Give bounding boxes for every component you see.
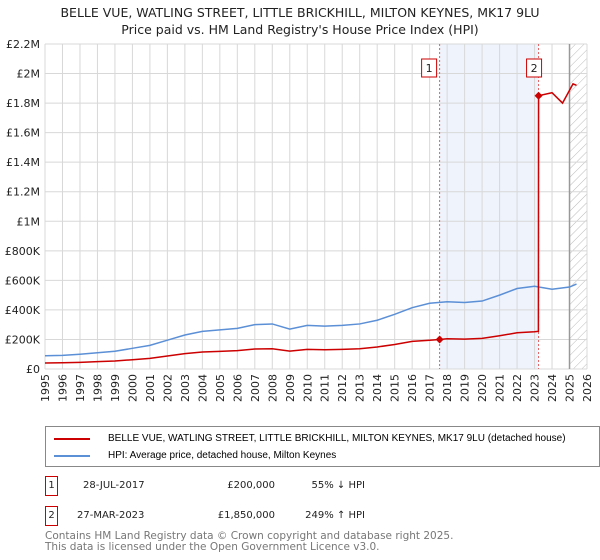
y-tick-label: £1.8M [6,97,40,110]
legend: BELLE VUE, WATLING STREET, LITTLE BRICKH… [45,426,600,467]
x-tick-label: 2005 [214,374,227,402]
x-tick-label: 2023 [529,374,542,402]
x-tick-label: 1997 [74,374,87,402]
x-tick-label: 2015 [389,374,402,402]
y-tick-label: £1M [17,215,41,228]
x-tick-label: 2001 [144,374,157,402]
y-tick-label: £0 [26,363,40,376]
legend-hpi: HPI: Average price, detached house, Milt… [54,449,336,462]
copyright: Contains HM Land Registry data © Crown c… [45,530,454,542]
marker-label: 2 [531,62,538,75]
subtitle: Price paid vs. HM Land Registry's House … [121,22,479,37]
y-tick-label: £1.2M [6,186,40,199]
legend-red-line [54,437,90,440]
x-tick-label: 2026 [581,374,594,402]
legend-blue-line [54,454,90,457]
y-tick-label: £600K [5,274,41,287]
x-tick-label: 2021 [494,374,507,402]
x-tick-label: 1996 [56,374,69,402]
hpi-diff: 55% ↓ HPI [311,480,365,491]
x-tick-label: 2025 [564,374,577,402]
legend-label: HPI: Average price, detached house, Milt… [108,450,337,461]
x-tick-label: 2014 [371,374,384,402]
x-tick-label: 2000 [126,374,139,402]
y-tick-label: £2.2M [6,38,40,51]
date: 27-MAR-2023 [77,510,145,521]
x-tick-label: 2002 [161,374,174,402]
x-tick-label: 2007 [249,374,262,402]
x-tick-label: 2004 [196,374,209,402]
sale-point [435,335,444,344]
x-tick-label: 1998 [91,374,104,402]
chart-title: BELLE VUE, WATLING STREET, LITTLE BRICKH… [0,4,600,38]
x-tick-label: 2020 [476,374,489,402]
title-line: BELLE VUE, WATLING STREET, LITTLE BRICKH… [60,5,540,20]
x-tick-label: 2011 [319,374,332,402]
x-tick-label: 2013 [354,374,367,402]
marker-box [421,58,438,78]
x-tick-label: 2017 [424,374,437,402]
x-tick-label: 2003 [179,374,192,402]
x-tick-label: 2010 [301,374,314,402]
x-tick-label: 1999 [109,374,122,402]
x-tick-label: 2019 [459,374,472,402]
sale-period-shading [439,44,539,369]
y-tick-label: £200K [5,333,41,346]
y-tick-label: £2M [17,68,41,81]
price: £1,850,000 [217,510,275,521]
hpi-diff: 249% ↑ HPI [305,510,365,521]
x-tick-label: 2022 [511,374,524,402]
footer: Contains HM Land Registry data © Crown c… [45,531,453,553]
x-tick-label: 1995 [39,374,52,402]
legend-property: BELLE VUE, WATLING STREET, LITTLE BRICKH… [54,432,566,445]
date: 28-JUL-2017 [83,480,145,491]
x-tick-label: 2009 [284,374,297,402]
series-line [44,283,577,357]
marker-label: 1 [426,62,433,75]
y-tick-label: £400K [5,304,41,317]
series-line [44,82,577,364]
x-tick-label: 2012 [336,374,349,402]
price-chart: 1995 1996 1997 1998 1999 2000 2001 2002 2003 2004… [5,38,594,402]
x-tick-label: 2024 [546,374,559,402]
x-tick-label: 2018 [441,374,454,402]
x-tick-label: 2008 [266,374,279,402]
forecast-hatch [569,44,587,369]
price: £200,000 [227,480,275,491]
x-tick-label: 2006 [231,374,244,402]
legend-label: BELLE VUE, WATLING STREET, LITTLE BRICKH… [108,433,566,444]
marker-badge: 1 [45,476,58,496]
marker-badge: 2 [45,506,58,526]
licence: This data is licensed under the Open Gov… [45,541,380,553]
x-tick-label: 2016 [406,374,419,402]
y-tick-label: £1.6M [6,127,40,140]
sale-point [534,91,543,100]
marker-box [526,58,543,78]
y-tick-label: £800K [5,245,41,258]
y-tick-label: £1.4M [6,156,40,169]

::::

Repeat all the records above, substituting "sale-marker" for every "sale-point" and changing nothing else. Leave the pictures out.

FINISHED ANSWER:
Give bounding boxes for every component you see.
y-tick-label: £1.8M [6,97,40,110]
legend: BELLE VUE, WATLING STREET, LITTLE BRICKH… [45,426,600,467]
x-tick-label: 2005 [214,374,227,402]
x-tick-label: 2023 [529,374,542,402]
x-tick-label: 1997 [74,374,87,402]
x-tick-label: 2015 [389,374,402,402]
y-tick-label: £1M [17,215,41,228]
x-tick-label: 2001 [144,374,157,402]
y-tick-label: £0 [26,363,40,376]
legend-hpi: HPI: Average price, detached house, Milt… [54,449,336,462]
copyright: Contains HM Land Registry data © Crown c… [45,530,454,542]
marker-label: 2 [531,62,538,75]
subtitle: Price paid vs. HM Land Registry's House … [121,22,479,37]
y-tick-label: £1.2M [6,186,40,199]
legend-red-line [54,437,90,440]
x-tick-label: 2026 [581,374,594,402]
legend-blue-line [54,454,90,457]
y-tick-label: £600K [5,274,41,287]
x-tick-label: 2021 [494,374,507,402]
x-tick-label: 1996 [56,374,69,402]
hpi-diff: 55% ↓ HPI [311,480,365,491]
x-tick-label: 2025 [564,374,577,402]
legend-label: HPI: Average price, detached house, Milt… [108,450,337,461]
x-tick-label: 2014 [371,374,384,402]
x-tick-label: 2000 [126,374,139,402]
y-tick-label: £2.2M [6,38,40,51]
date: 27-MAR-2023 [77,510,145,521]
x-tick-label: 2002 [161,374,174,402]
x-tick-label: 2007 [249,374,262,402]
x-tick-label: 2004 [196,374,209,402]
sale-marker [435,335,444,344]
x-tick-label: 1998 [91,374,104,402]
chart-title: BELLE VUE, WATLING STREET, LITTLE BRICKH… [0,4,600,38]
x-tick-label: 2020 [476,374,489,402]
title-line: BELLE VUE, WATLING STREET, LITTLE BRICKH… [60,5,540,20]
x-tick-label: 2011 [319,374,332,402]
x-tick-label: 2013 [354,374,367,402]
marker-box [421,58,438,78]
x-tick-label: 2017 [424,374,437,402]
x-tick-label: 2003 [179,374,192,402]
x-tick-label: 2010 [301,374,314,402]
x-tick-label: 1999 [109,374,122,402]
x-tick-label: 2019 [459,374,472,402]
sale-period-shading [439,44,539,369]
y-tick-label: £200K [5,333,41,346]
y-tick-label: £2M [17,68,41,81]
price: £1,850,000 [217,510,275,521]
hpi-diff: 249% ↑ HPI [305,510,365,521]
x-tick-label: 2022 [511,374,524,402]
footer: Contains HM Land Registry data © Crown c… [45,531,453,553]
x-tick-label: 1995 [39,374,52,402]
legend-property: BELLE VUE, WATLING STREET, LITTLE BRICKH… [54,432,566,445]
date: 28-JUL-2017 [83,480,145,491]
x-tick-label: 2009 [284,374,297,402]
series-line [44,283,577,357]
marker-label: 1 [426,62,433,75]
y-tick-label: £400K [5,304,41,317]
series-line [44,82,577,364]
x-tick-label: 2012 [336,374,349,402]
price-chart: 1995 1996 1997 1998 1999 2000 2001 2002 2003 2004… [5,38,594,402]
x-tick-label: 2024 [546,374,559,402]
x-tick-label: 2018 [441,374,454,402]
x-tick-label: 2008 [266,374,279,402]
forecast-hatch [569,44,587,369]
price: £200,000 [227,480,275,491]
x-tick-label: 2006 [231,374,244,402]
legend-label: BELLE VUE, WATLING STREET, LITTLE BRICKH… [108,433,566,444]
marker-badge: 1 [45,476,58,496]
marker-badge: 2 [45,506,58,526]
licence: This data is licensed under the Open Gov… [45,541,380,553]
x-tick-label: 2016 [406,374,419,402]
y-tick-label: £1.6M [6,127,40,140]
sale-marker [534,91,543,100]
marker-box [526,58,543,78]
y-tick-label: £800K [5,245,41,258]
y-tick-label: £1.4M [6,156,40,169]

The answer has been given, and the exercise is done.